(Data excerpts)
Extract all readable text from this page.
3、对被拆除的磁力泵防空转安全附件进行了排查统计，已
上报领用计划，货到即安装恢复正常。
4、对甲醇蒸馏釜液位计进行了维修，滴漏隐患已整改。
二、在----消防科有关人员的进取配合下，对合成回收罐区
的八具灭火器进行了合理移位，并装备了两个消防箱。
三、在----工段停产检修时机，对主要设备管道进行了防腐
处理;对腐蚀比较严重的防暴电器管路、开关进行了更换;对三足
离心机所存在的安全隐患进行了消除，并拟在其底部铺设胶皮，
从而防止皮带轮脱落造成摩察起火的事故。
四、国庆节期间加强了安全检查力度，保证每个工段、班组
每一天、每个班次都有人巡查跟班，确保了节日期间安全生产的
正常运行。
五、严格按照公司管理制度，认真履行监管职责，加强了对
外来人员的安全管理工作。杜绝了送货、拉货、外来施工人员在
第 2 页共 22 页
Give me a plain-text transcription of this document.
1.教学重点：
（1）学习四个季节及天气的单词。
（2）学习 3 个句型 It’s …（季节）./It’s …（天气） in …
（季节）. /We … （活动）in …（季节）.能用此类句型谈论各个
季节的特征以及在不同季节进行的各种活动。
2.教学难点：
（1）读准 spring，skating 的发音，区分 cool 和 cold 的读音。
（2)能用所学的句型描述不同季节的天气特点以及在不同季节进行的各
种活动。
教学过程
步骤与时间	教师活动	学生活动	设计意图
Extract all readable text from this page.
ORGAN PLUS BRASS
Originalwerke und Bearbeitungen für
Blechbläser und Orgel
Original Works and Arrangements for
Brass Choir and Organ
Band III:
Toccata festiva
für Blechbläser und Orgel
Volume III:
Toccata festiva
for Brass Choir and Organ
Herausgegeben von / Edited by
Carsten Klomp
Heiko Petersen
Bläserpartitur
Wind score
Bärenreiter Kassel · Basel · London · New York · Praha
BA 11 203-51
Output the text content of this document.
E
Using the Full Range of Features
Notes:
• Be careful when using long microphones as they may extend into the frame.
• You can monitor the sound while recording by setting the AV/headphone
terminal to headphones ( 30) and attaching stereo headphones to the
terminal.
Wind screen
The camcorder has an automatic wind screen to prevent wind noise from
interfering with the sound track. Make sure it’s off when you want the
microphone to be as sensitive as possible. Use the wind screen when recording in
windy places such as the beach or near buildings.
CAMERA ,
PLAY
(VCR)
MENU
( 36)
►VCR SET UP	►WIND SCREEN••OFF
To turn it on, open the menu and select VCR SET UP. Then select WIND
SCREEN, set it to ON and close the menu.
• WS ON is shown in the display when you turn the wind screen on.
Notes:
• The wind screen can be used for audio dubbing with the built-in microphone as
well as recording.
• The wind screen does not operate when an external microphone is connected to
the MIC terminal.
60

- _WORK INSTRUCTIONS_: Set down each entry again, unchanged.

- _TASK RESULT_:
Extract all readable text from this page.
3、对被拆除的磁力泵防空转安全附件进行了排查统计，已
上报领用计划，货到即安装恢复正常。
4、对甲醇蒸馏釜液位计进行了维修，滴漏隐患已整改。
二、在----消防科有关人员的进取配合下，对合成回收罐区
的八具灭火器进行了合理移位，并装备了两个消防箱。
三、在----工段停产检修时机，对主要设备管道进行了防腐
处理;对腐蚀比较严重的防暴电器管路、开关进行了更换;对三足
离心机所存在的安全隐患进行了消除，并拟在其底部铺设胶皮，
从而防止皮带轮脱落造成摩察起火的事故。
四、国庆节期间加强了安全检查力度，保证每个工段、班组
每一天、每个班次都有人巡查跟班，确保了节日期间安全生产的
正常运行。
五、严格按照公司管理制度，认真履行监管职责，加强了对
外来人员的安全管理工作。杜绝了送货、拉货、外来施工人员在
第 2 页共 22 页
Give me a plain-text transcription of this document.
1.教学重点：
（1）学习四个季节及天气的单词。
（2）学习 3 个句型 It’s …（季节）./It’s …（天气） in …
（季节）. /We … （活动）in …（季节）.能用此类句型谈论各个
季节的特征以及在不同季节进行的各种活动。
2.教学难点：
（1）读准 spring，skating 的发音，区分 cool 和 cold 的读音。
（2)能用所学的句型描述不同季节的天气特点以及在不同季节进行的各
种活动。
教学过程
步骤与时间	教师活动	学生活动	设计意图
Extract all readable text from this page.
ORGAN PLUS BRASS
Originalwerke und Bearbeitungen für
Blechbläser und Orgel
Original Works and Arrangements for
Brass Choir and Organ
Band III:
Toccata festiva
für Blechbläser und Orgel
Volume III:
Toccata festiva
for Brass Choir and Organ
Herausgegeben von / Edited by
Carsten Klomp
Heiko Petersen
Bläserpartitur
Wind score
Bärenreiter Kassel · Basel · London · New York · Praha
BA 11 203-51
Output the text content of this document.
E
Using the Full Range of Features
Notes:
• Be careful when using long microphones as they may extend into the frame.
• You can monitor the sound while recording by setting the AV/headphone
terminal to headphones ( 30) and attaching stereo headphones to the
terminal.
Wind screen
The camcorder has an automatic wind screen to prevent wind noise from
interfering with the sound track. Make sure it’s off when you want the
microphone to be as sensitive as possible. Use the wind screen when recording in
windy places such as the beach or near buildings.
CAMERA ,
PLAY
(VCR)
MENU
( 36)
►VCR SET UP	►WIND SCREEN••OFF
To turn it on, open the menu and select VCR SET UP. Then select WIND
SCREEN, set it to ON and close the menu.
• WS ON is shown in the display when you turn the wind screen on.
Notes:
• The wind screen can be used for audio dubbing with the built-in microphone as
well as recording.
• The wind screen does not operate when an external microphone is connected to
the MIC terminal.
60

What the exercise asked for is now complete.